- Task description
Every record below should be transcribed exactly. Omit the images.

=== Extracted information ===

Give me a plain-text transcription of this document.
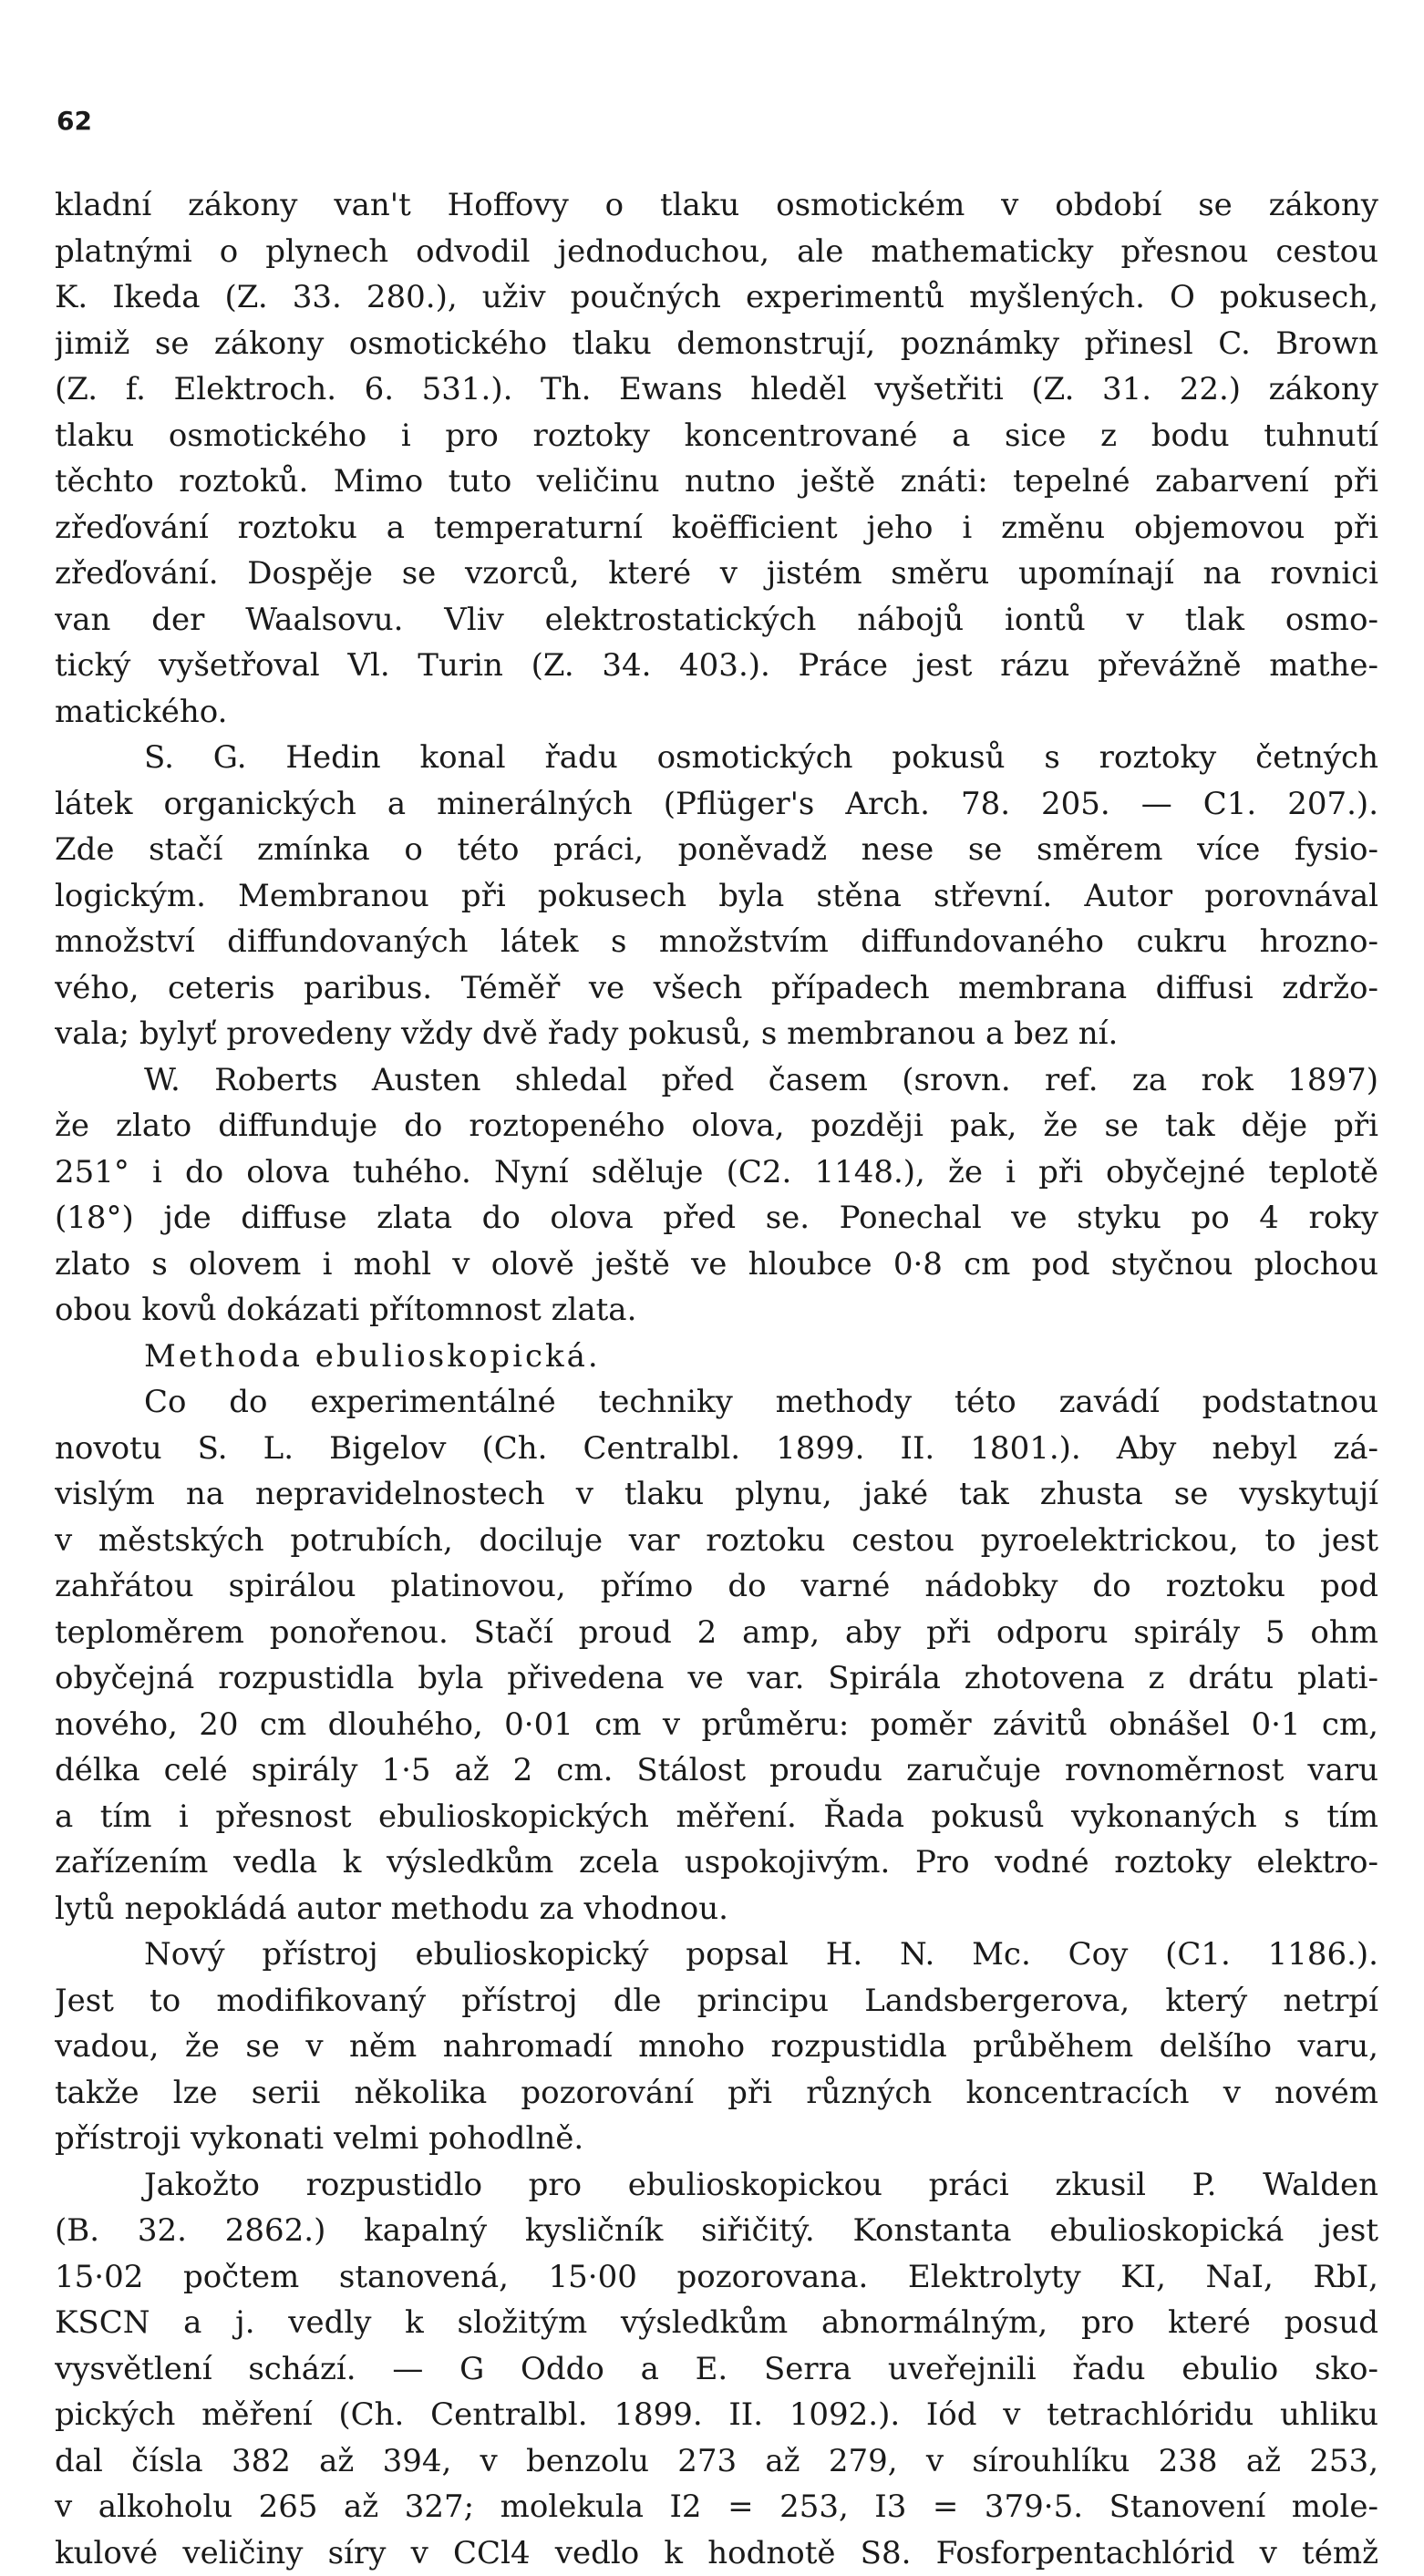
62
kladní zákony van't Hoffovy o tlaku osmotickém v období se zákony
platnými o plynech odvodil jednoduchou, ale mathematicky přesnou cestou
K. Ikeda (Z. 33. 280.), uživ poučných experimentů myšlených. O pokusech,
jimiž se zákony osmotického tlaku demonstrují, poznámky přinesl C. Brown
(Z. f. Elektroch. 6. 531.). Th. Ewans hleděl vyšetřiti (Z. 31. 22.) zákony
tlaku osmotického i pro roztoky koncentrované a sice z bodu tuhnutí
těchto roztoků. Mimo tuto veličinu nutno ještě znáti: tepelné zabarvení při
zřeďování roztoku a temperaturní koëfficient jeho i změnu objemovou při
zřeďování. Dospěje se vzorců, které v jistém směru upomínají na rovnici
van der Waalsovu. Vliv elektrostatických nábojů iontů v tlak osmo-
tický vyšetřoval Vl. Turin (Z. 34. 403.). Práce jest rázu převážně mathe-
matického.
S. G. Hedin konal řadu osmotických pokusů s roztoky četných
látek organických a minerálných (Pflüger's Arch. 78. 205. — C1. 207.).
Zde stačí zmínka o této práci, poněvadž nese se směrem více fysio-
logickým. Membranou při pokusech byla stěna střevní. Autor porovnával
množství diffundovaných látek s množstvím diffundovaného cukru hrozno-
vého, ceteris paribus. Téměř ve všech případech membrana diffusi zdržo-
vala; bylyť provedeny vždy dvě řady pokusů, s membranou a bez ní.
W. Roberts Austen shledal před časem (srovn. ref. za rok 1897)
že zlato diffunduje do roztopeného olova, později pak, že se tak děje při
251° i do olova tuhého. Nyní sděluje (C2. 1148.), že i při obyčejné teplotě
(18°) jde diffuse zlata do olova před se. Ponechal ve styku po 4 roky
zlato s olovem i mohl v olově ještě ve hloubce 0·8 cm pod styčnou plochou
obou kovů dokázati přítomnost zlata.
Methoda ebulioskopická.
Co do experimentálné techniky methody této zavádí podstatnou
novotu S. L. Bigelov (Ch. Centralbl. 1899. II. 1801.). Aby nebyl zá-
vislým na nepravidelnostech v tlaku plynu, jaké tak zhusta se vyskytují
v městských potrubích, dociluje var roztoku cestou pyroelektrickou, to jest
zahřátou spirálou platinovou, přímo do varné nádobky do roztoku pod
teploměrem ponořenou. Stačí proud 2 amp, aby při odporu spirály 5 ohm
obyčejná rozpustidla byla přivedena ve var. Spirála zhotovena z drátu plati-
nového, 20 cm dlouhého, 0·01 cm v průměru: poměr závitů obnášel 0·1 cm,
délka celé spirály 1·5 až 2 cm. Stálost proudu zaručuje rovnoměrnost varu
a tím i přesnost ebulioskopických měření. Řada pokusů vykonaných s tím
zařízením vedla k výsledkům zcela uspokojivým. Pro vodné roztoky elektro-
lytů nepokládá autor methodu za vhodnou.
Nový přístroj ebulioskopický popsal H. N. Mc. Coy (C1. 1186.).
Jest to modifikovaný přístroj dle principu Landsbergerova, který netrpí
vadou, že se v něm nahromadí mnoho rozpustidla průběhem delšího varu,
takže lze serii několika pozorování při různých koncentracích v novém
přístroji vykonati velmi pohodlně.
Jakožto rozpustidlo pro ebulioskopickou práci zkusil P. Walden
(B. 32. 2862.) kapalný kysličník siřičitý. Konstanta ebulioskopická jest
15·02 počtem stanovená, 15·00 pozorovana. Elektrolyty KI, NaI, RbI,
KSCN a j. vedly k složitým výsledkům abnormálným, pro které posud
vysvětlení schází. — G Oddo a E. Serra uveřejnili řadu ebulio sko-
pických měření (Ch. Centralbl. 1899. II. 1092.). Iód v tetrachlóridu uhliku
dal čísla 382 až 394, v benzolu 273 až 279, v sírouhlíku 238 až 253,
v alkoholu 265 až 327; molekula I2 = 253, I3 = 379·5. Stanovení mole-
kulové veličiny síry v CCl4 vedlo k hodnotě S8. Fosforpentachlórid v témž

===

- Solution to this task
Give me a plain-text transcription of this document.
62
kladní zákony van't Hoffovy o tlaku osmotickém v období se zákony
platnými o plynech odvodil jednoduchou, ale mathematicky přesnou cestou
K. Ikeda (Z. 33. 280.), uživ poučných experimentů myšlených. O pokusech,
jimiž se zákony osmotického tlaku demonstrují, poznámky přinesl C. Brown
(Z. f. Elektroch. 6. 531.). Th. Ewans hleděl vyšetřiti (Z. 31. 22.) zákony
tlaku osmotického i pro roztoky koncentrované a sice z bodu tuhnutí
těchto roztoků. Mimo tuto veličinu nutno ještě znáti: tepelné zabarvení při
zřeďování roztoku a temperaturní koëfficient jeho i změnu objemovou při
zřeďování. Dospěje se vzorců, které v jistém směru upomínají na rovnici
van der Waalsovu. Vliv elektrostatických nábojů iontů v tlak osmo-
tický vyšetřoval Vl. Turin (Z. 34. 403.). Práce jest rázu převážně mathe-
matického.
S. G. Hedin konal řadu osmotických pokusů s roztoky četných
látek organických a minerálných (Pflüger's Arch. 78. 205. — C1. 207.).
Zde stačí zmínka o této práci, poněvadž nese se směrem více fysio-
logickým. Membranou při pokusech byla stěna střevní. Autor porovnával
množství diffundovaných látek s množstvím diffundovaného cukru hrozno-
vého, ceteris paribus. Téměř ve všech případech membrana diffusi zdržo-
vala; bylyť provedeny vždy dvě řady pokusů, s membranou a bez ní.
W. Roberts Austen shledal před časem (srovn. ref. za rok 1897)
že zlato diffunduje do roztopeného olova, později pak, že se tak děje při
251° i do olova tuhého. Nyní sděluje (C2. 1148.), že i při obyčejné teplotě
(18°) jde diffuse zlata do olova před se. Ponechal ve styku po 4 roky
zlato s olovem i mohl v olově ještě ve hloubce 0·8 cm pod styčnou plochou
obou kovů dokázati přítomnost zlata.
Methoda ebulioskopická.
Co do experimentálné techniky methody této zavádí podstatnou
novotu S. L. Bigelov (Ch. Centralbl. 1899. II. 1801.). Aby nebyl zá-
vislým na nepravidelnostech v tlaku plynu, jaké tak zhusta se vyskytují
v městských potrubích, dociluje var roztoku cestou pyroelektrickou, to jest
zahřátou spirálou platinovou, přímo do varné nádobky do roztoku pod
teploměrem ponořenou. Stačí proud 2 amp, aby při odporu spirály 5 ohm
obyčejná rozpustidla byla přivedena ve var. Spirála zhotovena z drátu plati-
nového, 20 cm dlouhého, 0·01 cm v průměru: poměr závitů obnášel 0·1 cm,
délka celé spirály 1·5 až 2 cm. Stálost proudu zaručuje rovnoměrnost varu
a tím i přesnost ebulioskopických měření. Řada pokusů vykonaných s tím
zařízením vedla k výsledkům zcela uspokojivým. Pro vodné roztoky elektro-
lytů nepokládá autor methodu za vhodnou.
Nový přístroj ebulioskopický popsal H. N. Mc. Coy (C1. 1186.).
Jest to modifikovaný přístroj dle principu Landsbergerova, který netrpí
vadou, že se v něm nahromadí mnoho rozpustidla průběhem delšího varu,
takže lze serii několika pozorování při různých koncentracích v novém
přístroji vykonati velmi pohodlně.
Jakožto rozpustidlo pro ebulioskopickou práci zkusil P. Walden
(B. 32. 2862.) kapalný kysličník siřičitý. Konstanta ebulioskopická jest
15·02 počtem stanovená, 15·00 pozorovana. Elektrolyty KI, NaI, RbI,
KSCN a j. vedly k složitým výsledkům abnormálným, pro které posud
vysvětlení schází. — G Oddo a E. Serra uveřejnili řadu ebulio sko-
pických měření (Ch. Centralbl. 1899. II. 1092.). Iód v tetrachlóridu uhliku
dal čísla 382 až 394, v benzolu 273 až 279, v sírouhlíku 238 až 253,
v alkoholu 265 až 327; molekula I2 = 253, I3 = 379·5. Stanovení mole-
kulové veličiny síry v CCl4 vedlo k hodnotě S8. Fosforpentachlórid v témž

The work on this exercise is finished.